**To be done:** Reproduce each line exactly, including spacing and punctuation.

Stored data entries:
>> Start

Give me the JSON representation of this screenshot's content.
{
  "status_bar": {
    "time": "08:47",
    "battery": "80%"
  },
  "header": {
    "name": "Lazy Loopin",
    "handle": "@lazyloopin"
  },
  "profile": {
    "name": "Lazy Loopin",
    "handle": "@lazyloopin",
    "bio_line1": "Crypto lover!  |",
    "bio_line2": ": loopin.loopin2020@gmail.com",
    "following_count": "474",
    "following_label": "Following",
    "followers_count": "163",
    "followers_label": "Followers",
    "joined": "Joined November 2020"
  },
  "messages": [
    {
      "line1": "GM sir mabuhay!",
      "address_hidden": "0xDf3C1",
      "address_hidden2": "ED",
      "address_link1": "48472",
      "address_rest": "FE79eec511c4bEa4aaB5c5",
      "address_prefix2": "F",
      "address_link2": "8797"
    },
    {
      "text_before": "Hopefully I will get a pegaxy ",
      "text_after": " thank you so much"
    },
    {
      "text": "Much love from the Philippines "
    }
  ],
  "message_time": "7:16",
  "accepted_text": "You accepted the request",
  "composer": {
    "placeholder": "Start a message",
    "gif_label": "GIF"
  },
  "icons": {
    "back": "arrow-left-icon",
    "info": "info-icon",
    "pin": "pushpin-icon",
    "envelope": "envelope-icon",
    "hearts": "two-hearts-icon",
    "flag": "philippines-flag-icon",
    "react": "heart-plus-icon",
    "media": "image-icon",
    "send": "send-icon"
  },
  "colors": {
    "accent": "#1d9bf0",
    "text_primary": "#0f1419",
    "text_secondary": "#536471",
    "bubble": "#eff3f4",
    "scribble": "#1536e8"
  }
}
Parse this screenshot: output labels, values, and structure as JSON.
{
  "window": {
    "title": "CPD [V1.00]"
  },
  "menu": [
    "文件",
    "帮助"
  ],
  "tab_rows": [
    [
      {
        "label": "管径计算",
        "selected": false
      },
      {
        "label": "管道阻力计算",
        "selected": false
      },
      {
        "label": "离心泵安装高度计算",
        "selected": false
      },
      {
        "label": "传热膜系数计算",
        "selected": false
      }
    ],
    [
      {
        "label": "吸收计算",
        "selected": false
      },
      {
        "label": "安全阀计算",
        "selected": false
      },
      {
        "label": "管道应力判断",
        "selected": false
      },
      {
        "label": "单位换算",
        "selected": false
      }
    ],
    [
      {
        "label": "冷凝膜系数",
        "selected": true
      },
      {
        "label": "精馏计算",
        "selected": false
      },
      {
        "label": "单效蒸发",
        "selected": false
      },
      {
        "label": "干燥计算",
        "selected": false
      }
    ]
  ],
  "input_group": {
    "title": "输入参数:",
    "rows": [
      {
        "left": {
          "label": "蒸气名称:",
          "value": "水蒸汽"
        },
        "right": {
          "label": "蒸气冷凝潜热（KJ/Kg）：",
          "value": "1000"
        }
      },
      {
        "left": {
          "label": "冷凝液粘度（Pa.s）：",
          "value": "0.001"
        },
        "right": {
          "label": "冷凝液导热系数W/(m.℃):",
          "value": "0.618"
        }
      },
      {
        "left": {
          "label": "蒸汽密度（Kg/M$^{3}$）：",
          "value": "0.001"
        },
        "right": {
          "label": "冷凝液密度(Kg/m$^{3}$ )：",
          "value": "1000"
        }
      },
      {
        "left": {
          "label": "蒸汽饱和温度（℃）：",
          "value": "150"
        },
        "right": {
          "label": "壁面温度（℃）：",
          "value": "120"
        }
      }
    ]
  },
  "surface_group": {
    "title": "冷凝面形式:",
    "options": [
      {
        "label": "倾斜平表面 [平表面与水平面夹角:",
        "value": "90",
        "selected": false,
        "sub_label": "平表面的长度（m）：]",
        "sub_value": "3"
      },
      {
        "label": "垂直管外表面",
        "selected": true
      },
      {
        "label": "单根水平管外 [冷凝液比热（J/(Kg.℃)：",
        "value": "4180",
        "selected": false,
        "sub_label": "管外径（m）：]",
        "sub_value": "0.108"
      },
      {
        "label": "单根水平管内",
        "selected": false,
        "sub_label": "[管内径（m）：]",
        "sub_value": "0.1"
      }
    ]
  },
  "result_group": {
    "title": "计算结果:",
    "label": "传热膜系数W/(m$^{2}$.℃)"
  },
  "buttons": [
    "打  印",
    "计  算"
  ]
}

>> End

**Answer for this exercise:**
Give me the JSON representation of this screenshot's content.
{
  "status_bar": {
    "time": "08:47",
    "battery": "80%"
  },
  "header": {
    "name": "Lazy Loopin",
    "handle": "@lazyloopin"
  },
  "profile": {
    "name": "Lazy Loopin",
    "handle": "@lazyloopin",
    "bio_line1": "Crypto lover!  |",
    "bio_line2": ": loopin.loopin2020@gmail.com",
    "following_count": "474",
    "following_label": "Following",
    "followers_count": "163",
    "followers_label": "Followers",
    "joined": "Joined November 2020"
  },
  "messages": [
    {
      "line1": "GM sir mabuhay!",
      "address_hidden": "0xDf3C1",
      "address_hidden2": "ED",
      "address_link1": "48472",
      "address_rest": "FE79eec511c4bEa4aaB5c5",
      "address_prefix2": "F",
      "address_link2": "8797"
    },
    {
      "text_before": "Hopefully I will get a pegaxy ",
      "text_after": " thank you so much"
    },
    {
      "text": "Much love from the Philippines "
    }
  ],
  "message_time": "7:16",
  "accepted_text": "You accepted the request",
  "composer": {
    "placeholder": "Start a message",
    "gif_label": "GIF"
  },
  "icons": {
    "back": "arrow-left-icon",
    "info": "info-icon",
    "pin": "pushpin-icon",
    "envelope": "envelope-icon",
    "hearts": "two-hearts-icon",
    "flag": "philippines-flag-icon",
    "react": "heart-plus-icon",
    "media": "image-icon",
    "send": "send-icon"
  },
  "colors": {
    "accent": "#1d9bf0",
    "text_primary": "#0f1419",
    "text_secondary": "#536471",
    "bubble": "#eff3f4",
    "scribble": "#1536e8"
  }
}
Parse this screenshot: output labels, values, and structure as JSON.
{
  "window": {
    "title": "CPD [V1.00]"
  },
  "menu": [
    "文件",
    "帮助"
  ],
  "tab_rows": [
    [
      {
        "label": "管径计算",
        "selected": false
      },
      {
        "label": "管道阻力计算",
        "selected": false
      },
      {
        "label": "离心泵安装高度计算",
        "selected": false
      },
      {
        "label": "传热膜系数计算",
        "selected": false
      }
    ],
    [
      {
        "label": "吸收计算",
        "selected": false
      },
      {
        "label": "安全阀计算",
        "selected": false
      },
      {
        "label": "管道应力判断",
        "selected": false
      },
      {
        "label": "单位换算",
        "selected": false
      }
    ],
    [
      {
        "label": "冷凝膜系数",
        "selected": true
      },
      {
        "label": "精馏计算",
        "selected": false
      },
      {
        "label": "单效蒸发",
        "selected": false
      },
      {
        "label": "干燥计算",
        "selected": false
      }
    ]
  ],
  "input_group": {
    "title": "输入参数:",
    "rows": [
      {
        "left": {
          "label": "蒸气名称:",
          "value": "水蒸汽"
        },
        "right": {
          "label": "蒸气冷凝潜热（KJ/Kg）：",
          "value": "1000"
        }
      },
      {
        "left": {
          "label": "冷凝液粘度（Pa.s）：",
          "value": "0.001"
        },
        "right": {
          "label": "冷凝液导热系数W/(m.℃):",
          "value": "0.618"
        }
      },
      {
        "left": {
          "label": "蒸汽密度（Kg/M$^{3}$）：",
          "value": "0.001"
        },
        "right": {
          "label": "冷凝液密度(Kg/m$^{3}$ )：",
          "value": "1000"
        }
      },
      {
        "left": {
          "label": "蒸汽饱和温度（℃）：",
          "value": "150"
        },
        "right": {
          "label": "壁面温度（℃）：",
          "value": "120"
        }
      }
    ]
  },
  "surface_group": {
    "title": "冷凝面形式:",
    "options": [
      {
        "label": "倾斜平表面 [平表面与水平面夹角:",
        "value": "90",
        "selected": false,
        "sub_label": "平表面的长度（m）：]",
        "sub_value": "3"
      },
      {
        "label": "垂直管外表面",
        "selected": true
      },
      {
        "label": "单根水平管外 [冷凝液比热（J/(Kg.℃)：",
        "value": "4180",
        "selected": false,
        "sub_label": "管外径（m）：]",
        "sub_value": "0.108"
      },
      {
        "label": "单根水平管内",
        "selected": false,
        "sub_label": "[管内径（m）：]",
        "sub_value": "0.1"
      }
    ]
  },
  "result_group": {
    "title": "计算结果:",
    "label": "传热膜系数W/(m$^{2}$.℃)"
  },
  "buttons": [
    "打  印",
    "计  算"
  ]
}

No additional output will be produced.